Extracted records:
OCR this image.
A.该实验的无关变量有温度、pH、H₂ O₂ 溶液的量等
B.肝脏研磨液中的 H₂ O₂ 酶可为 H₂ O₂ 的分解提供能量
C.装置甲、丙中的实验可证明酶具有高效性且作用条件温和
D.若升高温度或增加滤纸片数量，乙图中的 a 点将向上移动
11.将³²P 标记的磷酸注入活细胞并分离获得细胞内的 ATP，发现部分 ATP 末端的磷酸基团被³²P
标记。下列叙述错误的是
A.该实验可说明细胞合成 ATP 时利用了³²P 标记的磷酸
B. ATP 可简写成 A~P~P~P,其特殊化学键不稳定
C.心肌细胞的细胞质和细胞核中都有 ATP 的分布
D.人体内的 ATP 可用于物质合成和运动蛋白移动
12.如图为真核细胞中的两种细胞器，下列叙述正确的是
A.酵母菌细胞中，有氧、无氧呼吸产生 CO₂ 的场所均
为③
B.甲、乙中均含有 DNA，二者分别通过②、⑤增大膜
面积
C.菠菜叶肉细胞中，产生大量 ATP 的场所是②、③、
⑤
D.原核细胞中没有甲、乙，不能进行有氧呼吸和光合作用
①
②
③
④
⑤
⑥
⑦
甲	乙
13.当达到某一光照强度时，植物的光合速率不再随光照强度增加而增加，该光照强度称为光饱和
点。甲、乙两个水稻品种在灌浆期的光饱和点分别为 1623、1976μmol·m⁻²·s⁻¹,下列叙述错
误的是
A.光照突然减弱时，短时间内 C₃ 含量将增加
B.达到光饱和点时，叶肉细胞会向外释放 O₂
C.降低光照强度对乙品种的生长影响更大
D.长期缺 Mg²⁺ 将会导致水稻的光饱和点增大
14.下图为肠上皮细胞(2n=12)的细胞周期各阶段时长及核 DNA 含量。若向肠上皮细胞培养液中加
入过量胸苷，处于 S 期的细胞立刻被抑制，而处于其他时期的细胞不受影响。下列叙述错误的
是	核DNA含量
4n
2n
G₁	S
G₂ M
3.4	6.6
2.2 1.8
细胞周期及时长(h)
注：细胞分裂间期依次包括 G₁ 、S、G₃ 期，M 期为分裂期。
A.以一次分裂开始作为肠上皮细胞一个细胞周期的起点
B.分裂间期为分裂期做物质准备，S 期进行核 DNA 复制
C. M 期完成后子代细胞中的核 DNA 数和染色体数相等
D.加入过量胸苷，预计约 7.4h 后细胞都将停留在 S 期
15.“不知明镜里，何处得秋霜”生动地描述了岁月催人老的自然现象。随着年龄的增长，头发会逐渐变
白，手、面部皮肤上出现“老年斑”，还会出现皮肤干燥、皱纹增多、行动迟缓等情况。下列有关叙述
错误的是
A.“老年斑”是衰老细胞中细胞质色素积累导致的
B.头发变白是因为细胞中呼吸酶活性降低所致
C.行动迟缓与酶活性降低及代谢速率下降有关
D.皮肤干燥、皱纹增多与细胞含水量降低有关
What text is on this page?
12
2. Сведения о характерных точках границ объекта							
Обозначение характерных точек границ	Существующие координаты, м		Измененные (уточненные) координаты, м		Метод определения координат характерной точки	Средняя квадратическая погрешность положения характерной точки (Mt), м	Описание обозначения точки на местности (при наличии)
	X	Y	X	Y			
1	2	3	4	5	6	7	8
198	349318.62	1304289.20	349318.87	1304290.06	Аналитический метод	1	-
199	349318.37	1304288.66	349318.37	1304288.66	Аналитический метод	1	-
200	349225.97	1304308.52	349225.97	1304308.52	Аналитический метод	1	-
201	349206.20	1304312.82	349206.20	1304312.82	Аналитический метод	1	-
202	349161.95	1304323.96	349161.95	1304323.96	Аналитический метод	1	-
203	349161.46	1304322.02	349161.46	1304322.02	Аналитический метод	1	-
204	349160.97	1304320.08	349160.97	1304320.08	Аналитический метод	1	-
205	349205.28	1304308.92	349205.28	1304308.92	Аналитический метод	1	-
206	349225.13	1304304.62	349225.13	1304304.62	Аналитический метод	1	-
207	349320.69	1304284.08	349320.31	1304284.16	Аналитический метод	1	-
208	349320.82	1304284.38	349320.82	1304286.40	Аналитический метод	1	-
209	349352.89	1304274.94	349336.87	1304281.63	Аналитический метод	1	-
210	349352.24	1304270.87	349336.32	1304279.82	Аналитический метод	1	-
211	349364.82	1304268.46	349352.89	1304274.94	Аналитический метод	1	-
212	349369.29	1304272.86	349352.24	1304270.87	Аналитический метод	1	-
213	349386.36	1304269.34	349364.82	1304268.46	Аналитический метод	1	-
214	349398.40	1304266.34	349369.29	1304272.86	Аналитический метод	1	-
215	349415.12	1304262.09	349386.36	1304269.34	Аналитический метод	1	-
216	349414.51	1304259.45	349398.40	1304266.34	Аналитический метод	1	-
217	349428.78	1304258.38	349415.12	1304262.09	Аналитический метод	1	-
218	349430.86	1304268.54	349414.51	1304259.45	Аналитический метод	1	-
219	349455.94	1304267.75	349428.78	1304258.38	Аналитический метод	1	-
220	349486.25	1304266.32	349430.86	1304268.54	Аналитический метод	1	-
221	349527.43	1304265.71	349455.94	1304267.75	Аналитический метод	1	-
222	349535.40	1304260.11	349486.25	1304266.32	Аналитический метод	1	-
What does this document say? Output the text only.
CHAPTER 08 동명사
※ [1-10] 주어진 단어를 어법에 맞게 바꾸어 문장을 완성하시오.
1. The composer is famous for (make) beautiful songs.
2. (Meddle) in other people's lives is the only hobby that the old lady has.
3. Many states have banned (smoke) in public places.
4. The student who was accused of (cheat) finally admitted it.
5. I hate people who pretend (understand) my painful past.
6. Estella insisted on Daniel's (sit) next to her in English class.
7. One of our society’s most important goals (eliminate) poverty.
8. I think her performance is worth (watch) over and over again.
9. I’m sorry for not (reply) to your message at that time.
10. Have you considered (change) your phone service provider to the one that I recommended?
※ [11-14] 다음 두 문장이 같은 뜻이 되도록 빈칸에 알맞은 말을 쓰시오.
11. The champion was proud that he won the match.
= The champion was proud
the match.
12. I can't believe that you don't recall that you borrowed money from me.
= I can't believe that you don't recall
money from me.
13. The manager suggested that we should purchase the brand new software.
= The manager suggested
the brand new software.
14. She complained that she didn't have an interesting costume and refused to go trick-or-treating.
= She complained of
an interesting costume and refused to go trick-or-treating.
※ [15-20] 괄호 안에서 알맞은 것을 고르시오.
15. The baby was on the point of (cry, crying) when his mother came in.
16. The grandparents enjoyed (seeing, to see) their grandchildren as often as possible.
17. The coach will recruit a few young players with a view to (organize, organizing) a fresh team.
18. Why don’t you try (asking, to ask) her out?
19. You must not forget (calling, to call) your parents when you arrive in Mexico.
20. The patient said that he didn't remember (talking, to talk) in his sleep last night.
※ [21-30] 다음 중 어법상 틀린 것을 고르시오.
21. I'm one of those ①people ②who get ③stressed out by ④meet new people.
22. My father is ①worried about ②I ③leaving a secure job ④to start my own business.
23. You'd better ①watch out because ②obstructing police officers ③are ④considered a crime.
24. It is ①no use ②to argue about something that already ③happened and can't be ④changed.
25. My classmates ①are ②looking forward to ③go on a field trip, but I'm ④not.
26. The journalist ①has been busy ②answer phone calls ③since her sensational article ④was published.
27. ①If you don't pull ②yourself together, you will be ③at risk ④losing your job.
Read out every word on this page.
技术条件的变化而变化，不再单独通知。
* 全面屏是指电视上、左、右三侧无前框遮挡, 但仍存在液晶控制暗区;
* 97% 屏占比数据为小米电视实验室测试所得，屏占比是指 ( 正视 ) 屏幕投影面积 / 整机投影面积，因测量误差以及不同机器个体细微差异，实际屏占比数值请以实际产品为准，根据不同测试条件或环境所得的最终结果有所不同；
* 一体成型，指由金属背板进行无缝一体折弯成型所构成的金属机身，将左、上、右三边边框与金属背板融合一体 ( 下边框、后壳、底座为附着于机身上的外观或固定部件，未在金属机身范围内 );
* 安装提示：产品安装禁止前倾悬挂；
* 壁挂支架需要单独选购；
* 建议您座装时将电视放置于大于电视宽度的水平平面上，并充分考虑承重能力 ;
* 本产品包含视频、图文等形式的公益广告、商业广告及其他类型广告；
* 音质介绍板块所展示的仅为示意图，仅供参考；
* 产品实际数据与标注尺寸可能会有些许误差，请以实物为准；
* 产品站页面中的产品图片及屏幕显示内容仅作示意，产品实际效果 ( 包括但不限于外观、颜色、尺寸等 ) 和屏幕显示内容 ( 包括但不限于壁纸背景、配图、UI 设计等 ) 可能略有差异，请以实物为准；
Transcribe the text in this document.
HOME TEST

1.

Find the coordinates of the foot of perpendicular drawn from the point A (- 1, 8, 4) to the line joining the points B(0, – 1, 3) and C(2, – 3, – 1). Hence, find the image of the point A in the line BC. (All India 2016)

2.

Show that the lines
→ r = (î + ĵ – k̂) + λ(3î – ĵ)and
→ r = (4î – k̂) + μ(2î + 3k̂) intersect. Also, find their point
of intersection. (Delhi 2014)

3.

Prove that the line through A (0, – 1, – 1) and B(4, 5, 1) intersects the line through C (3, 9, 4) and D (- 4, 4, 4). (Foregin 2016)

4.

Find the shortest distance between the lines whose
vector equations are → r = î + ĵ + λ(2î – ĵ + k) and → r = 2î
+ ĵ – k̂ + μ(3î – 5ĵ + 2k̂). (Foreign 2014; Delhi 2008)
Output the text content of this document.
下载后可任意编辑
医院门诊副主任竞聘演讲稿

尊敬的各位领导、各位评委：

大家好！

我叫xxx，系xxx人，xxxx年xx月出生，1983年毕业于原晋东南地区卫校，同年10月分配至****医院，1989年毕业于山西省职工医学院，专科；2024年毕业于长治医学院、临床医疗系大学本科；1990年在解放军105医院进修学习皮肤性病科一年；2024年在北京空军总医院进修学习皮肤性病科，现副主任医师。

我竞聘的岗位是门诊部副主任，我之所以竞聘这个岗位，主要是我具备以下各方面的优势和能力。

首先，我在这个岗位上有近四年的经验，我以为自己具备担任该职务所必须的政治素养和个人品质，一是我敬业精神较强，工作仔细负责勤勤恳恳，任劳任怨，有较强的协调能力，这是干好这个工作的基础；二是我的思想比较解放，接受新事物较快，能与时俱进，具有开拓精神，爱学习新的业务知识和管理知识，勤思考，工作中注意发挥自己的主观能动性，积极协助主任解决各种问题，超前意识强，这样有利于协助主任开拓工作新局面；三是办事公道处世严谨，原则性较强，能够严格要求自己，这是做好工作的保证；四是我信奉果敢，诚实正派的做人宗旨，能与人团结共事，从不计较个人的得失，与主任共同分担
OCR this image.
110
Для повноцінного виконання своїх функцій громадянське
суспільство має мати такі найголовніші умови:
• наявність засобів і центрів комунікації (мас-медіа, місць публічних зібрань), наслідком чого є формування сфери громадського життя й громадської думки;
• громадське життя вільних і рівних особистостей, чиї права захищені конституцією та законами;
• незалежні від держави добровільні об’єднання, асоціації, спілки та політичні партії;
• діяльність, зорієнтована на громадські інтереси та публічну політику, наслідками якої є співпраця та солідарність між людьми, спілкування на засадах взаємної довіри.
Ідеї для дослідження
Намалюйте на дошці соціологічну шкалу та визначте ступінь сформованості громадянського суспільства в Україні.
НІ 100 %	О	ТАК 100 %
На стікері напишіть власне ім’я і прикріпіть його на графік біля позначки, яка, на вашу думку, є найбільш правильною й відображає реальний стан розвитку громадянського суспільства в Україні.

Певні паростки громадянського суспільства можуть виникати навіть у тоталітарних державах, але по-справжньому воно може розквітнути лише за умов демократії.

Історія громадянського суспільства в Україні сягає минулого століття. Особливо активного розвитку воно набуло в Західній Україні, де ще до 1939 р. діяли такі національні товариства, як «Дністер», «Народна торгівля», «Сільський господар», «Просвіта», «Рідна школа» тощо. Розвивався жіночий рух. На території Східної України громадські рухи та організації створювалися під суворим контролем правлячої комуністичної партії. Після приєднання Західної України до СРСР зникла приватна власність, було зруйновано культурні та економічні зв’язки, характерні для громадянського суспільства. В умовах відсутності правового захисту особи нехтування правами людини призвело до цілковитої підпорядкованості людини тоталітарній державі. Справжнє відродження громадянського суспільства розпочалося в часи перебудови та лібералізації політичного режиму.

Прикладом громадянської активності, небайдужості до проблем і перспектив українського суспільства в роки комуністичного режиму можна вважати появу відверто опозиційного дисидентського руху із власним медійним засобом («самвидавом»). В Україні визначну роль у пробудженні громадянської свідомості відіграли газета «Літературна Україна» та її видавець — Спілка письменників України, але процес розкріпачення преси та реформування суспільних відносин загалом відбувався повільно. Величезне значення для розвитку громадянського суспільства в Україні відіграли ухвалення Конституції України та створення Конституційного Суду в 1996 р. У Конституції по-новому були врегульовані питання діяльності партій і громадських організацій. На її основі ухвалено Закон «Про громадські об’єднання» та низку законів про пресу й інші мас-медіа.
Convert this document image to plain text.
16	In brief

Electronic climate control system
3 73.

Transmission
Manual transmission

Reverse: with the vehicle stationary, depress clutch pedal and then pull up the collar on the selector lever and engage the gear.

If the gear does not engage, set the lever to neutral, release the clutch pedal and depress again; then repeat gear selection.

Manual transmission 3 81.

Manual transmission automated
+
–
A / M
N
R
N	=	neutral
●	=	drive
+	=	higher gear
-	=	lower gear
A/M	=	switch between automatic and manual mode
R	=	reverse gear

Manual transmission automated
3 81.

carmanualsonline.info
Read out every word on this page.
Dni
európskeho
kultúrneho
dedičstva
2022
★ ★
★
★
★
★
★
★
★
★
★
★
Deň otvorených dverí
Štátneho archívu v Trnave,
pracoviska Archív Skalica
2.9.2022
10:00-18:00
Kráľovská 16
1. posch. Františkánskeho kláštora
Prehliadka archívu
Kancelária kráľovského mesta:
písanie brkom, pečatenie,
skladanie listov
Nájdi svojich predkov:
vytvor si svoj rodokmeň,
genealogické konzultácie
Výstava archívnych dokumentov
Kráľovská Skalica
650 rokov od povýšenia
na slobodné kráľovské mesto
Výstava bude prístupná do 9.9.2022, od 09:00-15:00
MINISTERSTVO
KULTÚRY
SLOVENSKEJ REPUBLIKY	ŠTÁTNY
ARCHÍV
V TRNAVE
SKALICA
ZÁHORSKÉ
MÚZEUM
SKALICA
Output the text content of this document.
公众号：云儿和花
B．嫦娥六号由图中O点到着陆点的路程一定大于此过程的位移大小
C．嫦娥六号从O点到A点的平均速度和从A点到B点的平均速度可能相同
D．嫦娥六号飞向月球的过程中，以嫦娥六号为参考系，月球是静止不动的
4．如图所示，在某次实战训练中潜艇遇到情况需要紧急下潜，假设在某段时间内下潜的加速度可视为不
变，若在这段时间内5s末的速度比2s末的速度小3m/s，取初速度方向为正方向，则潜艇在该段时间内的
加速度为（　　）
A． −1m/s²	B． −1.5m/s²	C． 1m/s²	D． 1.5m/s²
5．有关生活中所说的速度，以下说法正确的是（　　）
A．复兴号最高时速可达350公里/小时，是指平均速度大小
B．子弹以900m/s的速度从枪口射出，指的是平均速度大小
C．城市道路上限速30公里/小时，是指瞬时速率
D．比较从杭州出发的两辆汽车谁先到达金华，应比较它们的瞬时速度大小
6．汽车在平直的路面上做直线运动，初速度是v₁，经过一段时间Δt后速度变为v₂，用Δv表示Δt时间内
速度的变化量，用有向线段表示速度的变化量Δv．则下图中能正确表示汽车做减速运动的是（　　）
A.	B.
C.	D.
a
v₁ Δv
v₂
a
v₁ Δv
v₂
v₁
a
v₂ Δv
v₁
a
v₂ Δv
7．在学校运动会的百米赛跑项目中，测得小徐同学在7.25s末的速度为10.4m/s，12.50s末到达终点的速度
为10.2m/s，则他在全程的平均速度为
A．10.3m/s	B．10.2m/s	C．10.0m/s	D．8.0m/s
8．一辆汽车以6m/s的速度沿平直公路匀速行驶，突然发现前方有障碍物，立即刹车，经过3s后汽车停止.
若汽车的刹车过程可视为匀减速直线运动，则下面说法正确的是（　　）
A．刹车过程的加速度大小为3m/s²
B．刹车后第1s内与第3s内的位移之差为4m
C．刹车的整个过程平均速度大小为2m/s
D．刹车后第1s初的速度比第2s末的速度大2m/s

Request:
Each line with the string "archívu" in it needs to be found and copied.

Reply to the exercise:
Štátneho archívu v Trnave,
Prehliadka archívu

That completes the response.